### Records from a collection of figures
################
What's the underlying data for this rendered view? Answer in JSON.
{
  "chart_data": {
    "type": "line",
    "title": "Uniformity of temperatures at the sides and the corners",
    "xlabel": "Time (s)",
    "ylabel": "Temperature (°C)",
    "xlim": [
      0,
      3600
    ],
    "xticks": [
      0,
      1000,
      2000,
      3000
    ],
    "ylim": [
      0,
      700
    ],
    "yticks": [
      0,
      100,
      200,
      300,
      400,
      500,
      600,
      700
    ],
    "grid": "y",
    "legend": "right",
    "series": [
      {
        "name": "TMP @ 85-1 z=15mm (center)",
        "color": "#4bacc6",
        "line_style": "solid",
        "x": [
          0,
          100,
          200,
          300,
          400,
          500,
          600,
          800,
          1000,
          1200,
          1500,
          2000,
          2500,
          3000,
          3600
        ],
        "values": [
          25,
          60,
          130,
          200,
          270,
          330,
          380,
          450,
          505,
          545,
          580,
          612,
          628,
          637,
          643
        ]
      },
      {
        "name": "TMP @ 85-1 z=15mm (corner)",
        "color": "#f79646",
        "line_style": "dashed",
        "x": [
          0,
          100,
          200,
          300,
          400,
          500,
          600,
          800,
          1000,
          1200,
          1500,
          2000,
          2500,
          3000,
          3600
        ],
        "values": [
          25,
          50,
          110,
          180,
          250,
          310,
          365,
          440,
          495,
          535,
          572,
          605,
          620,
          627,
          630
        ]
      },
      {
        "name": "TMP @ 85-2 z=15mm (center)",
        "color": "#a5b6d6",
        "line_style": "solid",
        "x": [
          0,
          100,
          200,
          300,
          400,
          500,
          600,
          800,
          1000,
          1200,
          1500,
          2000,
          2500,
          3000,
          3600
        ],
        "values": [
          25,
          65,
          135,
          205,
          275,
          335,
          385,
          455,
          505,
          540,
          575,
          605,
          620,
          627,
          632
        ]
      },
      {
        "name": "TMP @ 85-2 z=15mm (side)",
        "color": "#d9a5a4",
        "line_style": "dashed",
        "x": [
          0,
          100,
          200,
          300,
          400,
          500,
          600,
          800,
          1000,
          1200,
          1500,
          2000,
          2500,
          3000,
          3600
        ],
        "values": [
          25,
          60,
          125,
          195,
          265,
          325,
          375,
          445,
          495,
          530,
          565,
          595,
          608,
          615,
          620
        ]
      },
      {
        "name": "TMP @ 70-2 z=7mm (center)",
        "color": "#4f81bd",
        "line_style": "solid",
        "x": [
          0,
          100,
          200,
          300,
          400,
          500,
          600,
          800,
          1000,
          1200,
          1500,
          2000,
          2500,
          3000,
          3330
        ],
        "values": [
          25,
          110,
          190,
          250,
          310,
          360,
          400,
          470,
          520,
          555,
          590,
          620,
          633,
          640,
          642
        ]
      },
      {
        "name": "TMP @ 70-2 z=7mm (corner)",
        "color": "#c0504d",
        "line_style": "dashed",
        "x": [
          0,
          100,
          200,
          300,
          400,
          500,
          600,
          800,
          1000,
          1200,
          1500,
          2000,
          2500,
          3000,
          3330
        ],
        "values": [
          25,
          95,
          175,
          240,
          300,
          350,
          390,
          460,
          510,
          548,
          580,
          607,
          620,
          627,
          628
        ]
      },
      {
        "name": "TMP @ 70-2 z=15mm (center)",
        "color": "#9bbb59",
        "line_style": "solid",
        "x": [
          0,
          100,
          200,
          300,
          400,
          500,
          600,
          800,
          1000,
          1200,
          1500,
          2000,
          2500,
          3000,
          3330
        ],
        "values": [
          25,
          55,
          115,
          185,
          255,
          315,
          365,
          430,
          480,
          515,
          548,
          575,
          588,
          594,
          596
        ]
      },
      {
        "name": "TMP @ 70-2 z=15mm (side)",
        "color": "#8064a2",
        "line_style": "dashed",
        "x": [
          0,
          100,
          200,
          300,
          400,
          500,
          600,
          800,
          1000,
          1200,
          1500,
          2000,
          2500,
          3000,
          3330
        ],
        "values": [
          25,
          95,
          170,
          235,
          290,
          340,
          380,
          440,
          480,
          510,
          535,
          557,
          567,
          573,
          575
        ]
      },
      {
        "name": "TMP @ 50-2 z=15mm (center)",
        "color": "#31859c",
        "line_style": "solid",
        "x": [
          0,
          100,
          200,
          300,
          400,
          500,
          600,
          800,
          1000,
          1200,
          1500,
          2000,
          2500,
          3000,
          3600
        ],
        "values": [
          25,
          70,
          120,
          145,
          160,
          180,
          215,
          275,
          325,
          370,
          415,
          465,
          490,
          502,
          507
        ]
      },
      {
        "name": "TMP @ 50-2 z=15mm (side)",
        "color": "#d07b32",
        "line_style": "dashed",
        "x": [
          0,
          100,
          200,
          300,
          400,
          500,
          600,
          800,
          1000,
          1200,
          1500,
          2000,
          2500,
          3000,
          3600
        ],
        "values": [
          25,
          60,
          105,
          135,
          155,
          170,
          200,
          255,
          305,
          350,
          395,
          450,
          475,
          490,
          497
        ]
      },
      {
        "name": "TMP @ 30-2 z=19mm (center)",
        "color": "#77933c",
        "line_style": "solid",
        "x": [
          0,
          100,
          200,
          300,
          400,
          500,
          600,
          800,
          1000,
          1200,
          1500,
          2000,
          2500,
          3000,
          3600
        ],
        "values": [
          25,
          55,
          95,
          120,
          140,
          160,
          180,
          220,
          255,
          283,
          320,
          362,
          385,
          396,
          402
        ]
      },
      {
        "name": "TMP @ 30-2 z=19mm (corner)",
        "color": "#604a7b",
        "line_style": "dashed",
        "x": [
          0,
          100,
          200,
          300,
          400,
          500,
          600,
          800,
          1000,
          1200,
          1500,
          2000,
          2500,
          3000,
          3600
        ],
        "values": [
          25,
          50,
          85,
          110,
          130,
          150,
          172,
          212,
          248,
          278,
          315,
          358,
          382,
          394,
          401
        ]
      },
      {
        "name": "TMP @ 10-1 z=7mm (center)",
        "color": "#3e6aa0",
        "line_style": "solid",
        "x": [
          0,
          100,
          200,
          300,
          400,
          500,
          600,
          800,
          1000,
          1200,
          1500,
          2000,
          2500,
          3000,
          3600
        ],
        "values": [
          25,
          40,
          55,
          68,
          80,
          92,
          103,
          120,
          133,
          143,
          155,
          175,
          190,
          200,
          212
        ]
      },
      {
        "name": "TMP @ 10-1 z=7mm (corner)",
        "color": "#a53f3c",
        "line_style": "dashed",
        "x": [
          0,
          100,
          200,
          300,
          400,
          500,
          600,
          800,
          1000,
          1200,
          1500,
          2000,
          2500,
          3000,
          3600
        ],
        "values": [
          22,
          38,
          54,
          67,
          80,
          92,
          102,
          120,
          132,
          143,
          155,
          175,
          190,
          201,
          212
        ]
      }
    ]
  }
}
################
### Task goal
Extract every entry in the listing word for word.

### Correct response
What's the underlying data for this rendered view? Answer in JSON.
{
  "chart_data": {
    "type": "line",
    "title": "Uniformity of temperatures at the sides and the corners",
    "xlabel": "Time (s)",
    "ylabel": "Temperature (°C)",
    "xlim": [
      0,
      3600
    ],
    "xticks": [
      0,
      1000,
      2000,
      3000
    ],
    "ylim": [
      0,
      700
    ],
    "yticks": [
      0,
      100,
      200,
      300,
      400,
      500,
      600,
      700
    ],
    "grid": "y",
    "legend": "right",
    "series": [
      {
        "name": "TMP @ 85-1 z=15mm (center)",
        "color": "#4bacc6",
        "line_style": "solid",
        "x": [
          0,
          100,
          200,
          300,
          400,
          500,
          600,
          800,
          1000,
          1200,
          1500,
          2000,
          2500,
          3000,
          3600
        ],
        "values": [
          25,
          60,
          130,
          200,
          270,
          330,
          380,
          450,
          505,
          545,
          580,
          612,
          628,
          637,
          643
        ]
      },
      {
        "name": "TMP @ 85-1 z=15mm (corner)",
        "color": "#f79646",
        "line_style": "dashed",
        "x": [
          0,
          100,
          200,
          300,
          400,
          500,
          600,
          800,
          1000,
          1200,
          1500,
          2000,
          2500,
          3000,
          3600
        ],
        "values": [
          25,
          50,
          110,
          180,
          250,
          310,
          365,
          440,
          495,
          535,
          572,
          605,
          620,
          627,
          630
        ]
      },
      {
        "name": "TMP @ 85-2 z=15mm (center)",
        "color": "#a5b6d6",
        "line_style": "solid",
        "x": [
          0,
          100,
          200,
          300,
          400,
          500,
          600,
          800,
          1000,
          1200,
          1500,
          2000,
          2500,
          3000,
          3600
        ],
        "values": [
          25,
          65,
          135,
          205,
          275,
          335,
          385,
          455,
          505,
          540,
          575,
          605,
          620,
          627,
          632
        ]
      },
      {
        "name": "TMP @ 85-2 z=15mm (side)",
        "color": "#d9a5a4",
        "line_style": "dashed",
        "x": [
          0,
          100,
          200,
          300,
          400,
          500,
          600,
          800,
          1000,
          1200,
          1500,
          2000,
          2500,
          3000,
          3600
        ],
        "values": [
          25,
          60,
          125,
          195,
          265,
          325,
          375,
          445,
          495,
          530,
          565,
          595,
          608,
          615,
          620
        ]
      },
      {
        "name": "TMP @ 70-2 z=7mm (center)",
        "color": "#4f81bd",
        "line_style": "solid",
        "x": [
          0,
          100,
          200,
          300,
          400,
          500,
          600,
          800,
          1000,
          1200,
          1500,
          2000,
          2500,
          3000,
          3330
        ],
        "values": [
          25,
          110,
          190,
          250,
          310,
          360,
          400,
          470,
          520,
          555,
          590,
          620,
          633,
          640,
          642
        ]
      },
      {
        "name": "TMP @ 70-2 z=7mm (corner)",
        "color": "#c0504d",
        "line_style": "dashed",
        "x": [
          0,
          100,
          200,
          300,
          400,
          500,
          600,
          800,
          1000,
          1200,
          1500,
          2000,
          2500,
          3000,
          3330
        ],
        "values": [
          25,
          95,
          175,
          240,
          300,
          350,
          390,
          460,
          510,
          548,
          580,
          607,
          620,
          627,
          628
        ]
      },
      {
        "name": "TMP @ 70-2 z=15mm (center)",
        "color": "#9bbb59",
        "line_style": "solid",
        "x": [
          0,
          100,
          200,
          300,
          400,
          500,
          600,
          800,
          1000,
          1200,
          1500,
          2000,
          2500,
          3000,
          3330
        ],
        "values": [
          25,
          55,
          115,
          185,
          255,
          315,
          365,
          430,
          480,
          515,
          548,
          575,
          588,
          594,
          596
        ]
      },
      {
        "name": "TMP @ 70-2 z=15mm (side)",
        "color": "#8064a2",
        "line_style": "dashed",
        "x": [
          0,
          100,
          200,
          300,
          400,
          500,
          600,
          800,
          1000,
          1200,
          1500,
          2000,
          2500,
          3000,
          3330
        ],
        "values": [
          25,
          95,
          170,
          235,
          290,
          340,
          380,
          440,
          480,
          510,
          535,
          557,
          567,
          573,
          575
        ]
      },
      {
        "name": "TMP @ 50-2 z=15mm (center)",
        "color": "#31859c",
        "line_style": "solid",
        "x": [
          0,
          100,
          200,
          300,
          400,
          500,
          600,
          800,
          1000,
          1200,
          1500,
          2000,
          2500,
          3000,
          3600
        ],
        "values": [
          25,
          70,
          120,
          145,
          160,
          180,
          215,
          275,
          325,
          370,
          415,
          465,
          490,
          502,
          507
        ]
      },
      {
        "name": "TMP @ 50-2 z=15mm (side)",
        "color": "#d07b32",
        "line_style": "dashed",
        "x": [
          0,
          100,
          200,
          300,
          400,
          500,
          600,
          800,
          1000,
          1200,
          1500,
          2000,
          2500,
          3000,
          3600
        ],
        "values": [
          25,
          60,
          105,
          135,
          155,
          170,
          200,
          255,
          305,
          350,
          395,
          450,
          475,
          490,
          497
        ]
      },
      {
        "name": "TMP @ 30-2 z=19mm (center)",
        "color": "#77933c",
        "line_style": "solid",
        "x": [
          0,
          100,
          200,
          300,
          400,
          500,
          600,
          800,
          1000,
          1200,
          1500,
          2000,
          2500,
          3000,
          3600
        ],
        "values": [
          25,
          55,
          95,
          120,
          140,
          160,
          180,
          220,
          255,
          283,
          320,
          362,
          385,
          396,
          402
        ]
      },
      {
        "name": "TMP @ 30-2 z=19mm (corner)",
        "color": "#604a7b",
        "line_style": "dashed",
        "x": [
          0,
          100,
          200,
          300,
          400,
          500,
          600,
          800,
          1000,
          1200,
          1500,
          2000,
          2500,
          3000,
          3600
        ],
        "values": [
          25,
          50,
          85,
          110,
          130,
          150,
          172,
          212,
          248,
          278,
          315,
          358,
          382,
          394,
          401
        ]
      },
      {
        "name": "TMP @ 10-1 z=7mm (center)",
        "color": "#3e6aa0",
        "line_style": "solid",
        "x": [
          0,
          100,
          200,
          300,
          400,
          500,
          600,
          800,
          1000,
          1200,
          1500,
          2000,
          2500,
          3000,
          3600
        ],
        "values": [
          25,
          40,
          55,
          68,
          80,
          92,
          103,
          120,
          133,
          143,
          155,
          175,
          190,
          200,
          212
        ]
      },
      {
        "name": "TMP @ 10-1 z=7mm (corner)",
        "color": "#a53f3c",
        "line_style": "dashed",
        "x": [
          0,
          100,
          200,
          300,
          400,
          500,
          600,
          800,
          1000,
          1200,
          1500,
          2000,
          2500,
          3000,
          3600
        ],
        "values": [
          22,
          38,
          54,
          67,
          80,
          92,
          102,
          120,
          132,
          143,
          155,
          175,
          190,
          201,
          212
        ]
      }
    ]
  }
}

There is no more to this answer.